Work item: Check each statement against the passage on microseismic depletion delineation. Answer yes or no, and quote the deciding words: (a) the data came from six observation wells and the original depleted horizontal wellbore; (b) the depleted wellbore was repressurized to a level above the minimum horizontal stress; (c) the depletion that was measured took place over a single year.

Passage for review:
Hess Corporation performed an extensive data collection project in 2011 designed to investigate infill well spacing in the Williston Basin. Using combined microseismic and pressure data collected from six observation wells and the original depleted horizontal wellbore, we identified the potential for using microseismic data to monitor the extent of depletion in unconventional reservoirs. We propose broader use of this surveillance process, which we call microseismic depletion delineation. We recommend pumping pressurized fluids into, or in the vicinity of, a well that has been on production while simultaneously monitoring for microseismic events as a means to discover the optimal spacing for development wells. Our measurements revealed that depletion over a two-and-a-half year period puts the reservoir in a critically stressed state. By repressurizing the depleted wellbore to a level below the minimum horizontal stress, we promoted shear events that revealed the location of the connected, permeable fractures that delineate the depleted part of the subsurface. We considered alternative interpretations for the nonuniform depletion that we mapped along the length of this Middle Bakken well, including completion fluid diversion by faults and wellbore sloughing occluding the production string. We conclude that this procedure has application to shale plays in much the same way that 4D seismic monitoring is used as a production surveillance tool for conventional reservoirs.

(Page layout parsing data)

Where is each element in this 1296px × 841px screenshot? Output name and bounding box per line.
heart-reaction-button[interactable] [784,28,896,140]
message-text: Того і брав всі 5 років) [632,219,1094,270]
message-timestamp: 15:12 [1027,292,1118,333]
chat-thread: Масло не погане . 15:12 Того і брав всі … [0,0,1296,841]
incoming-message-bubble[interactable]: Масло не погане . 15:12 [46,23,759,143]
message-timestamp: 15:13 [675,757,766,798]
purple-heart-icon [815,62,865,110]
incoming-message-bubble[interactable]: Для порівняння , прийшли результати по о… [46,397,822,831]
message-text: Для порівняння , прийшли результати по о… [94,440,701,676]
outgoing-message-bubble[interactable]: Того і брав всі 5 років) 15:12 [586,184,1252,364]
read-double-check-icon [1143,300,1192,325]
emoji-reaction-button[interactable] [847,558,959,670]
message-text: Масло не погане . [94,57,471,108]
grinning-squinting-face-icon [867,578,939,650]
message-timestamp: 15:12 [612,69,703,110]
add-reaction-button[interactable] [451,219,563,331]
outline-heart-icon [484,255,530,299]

Solution to this problem:
(a) Yes: "collected from six observation wells and the original depleted horizontal wellbore"
(b) No: "repressurizing the depleted wellbore to a level below the minimum horizontal stress"
(c) No: "depletion over a two-and-a-half year period"